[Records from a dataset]
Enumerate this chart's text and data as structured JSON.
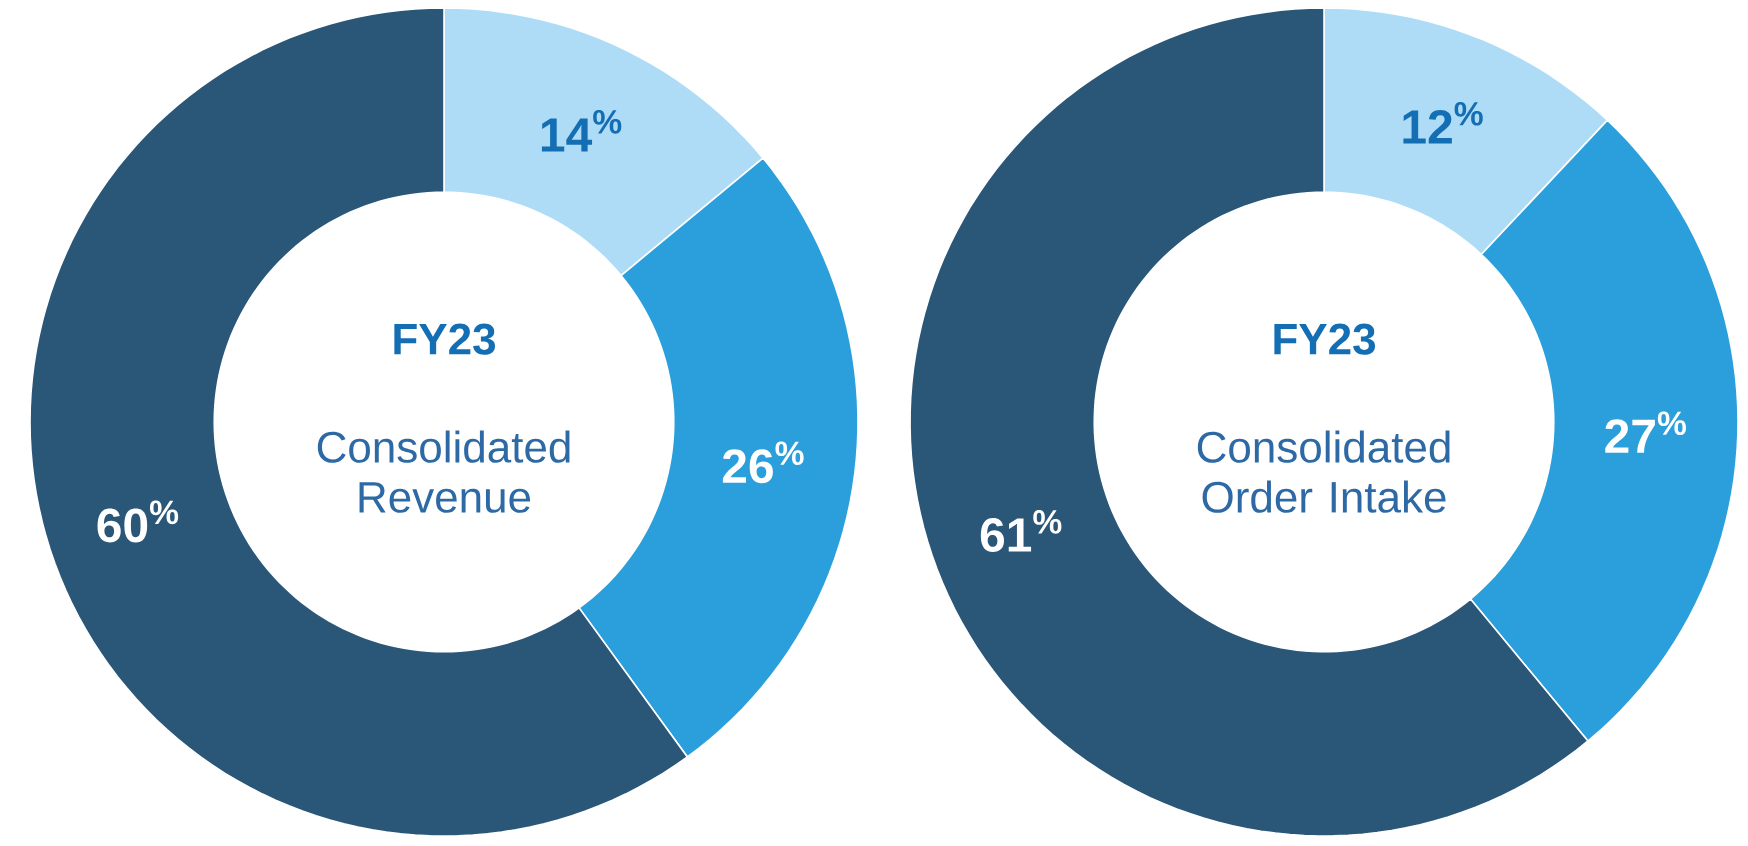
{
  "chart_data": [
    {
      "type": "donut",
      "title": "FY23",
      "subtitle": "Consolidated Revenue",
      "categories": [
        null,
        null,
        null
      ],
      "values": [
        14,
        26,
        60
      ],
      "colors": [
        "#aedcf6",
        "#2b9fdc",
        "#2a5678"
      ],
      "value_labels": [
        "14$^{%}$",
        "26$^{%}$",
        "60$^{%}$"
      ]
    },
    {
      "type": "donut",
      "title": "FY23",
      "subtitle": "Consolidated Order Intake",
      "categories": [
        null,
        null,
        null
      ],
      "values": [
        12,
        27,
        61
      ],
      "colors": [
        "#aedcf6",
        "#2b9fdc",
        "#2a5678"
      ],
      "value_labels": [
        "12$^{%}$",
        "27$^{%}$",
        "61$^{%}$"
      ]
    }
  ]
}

» **EXERCISE OBJECTIVE**
Which lines hold the word "subtitle"? Copy each of them from the records.

» **ANSWER TO THE TASK**
      "subtitle": "Consolidated Revenue",
      "subtitle": "Consolidated Order Intake",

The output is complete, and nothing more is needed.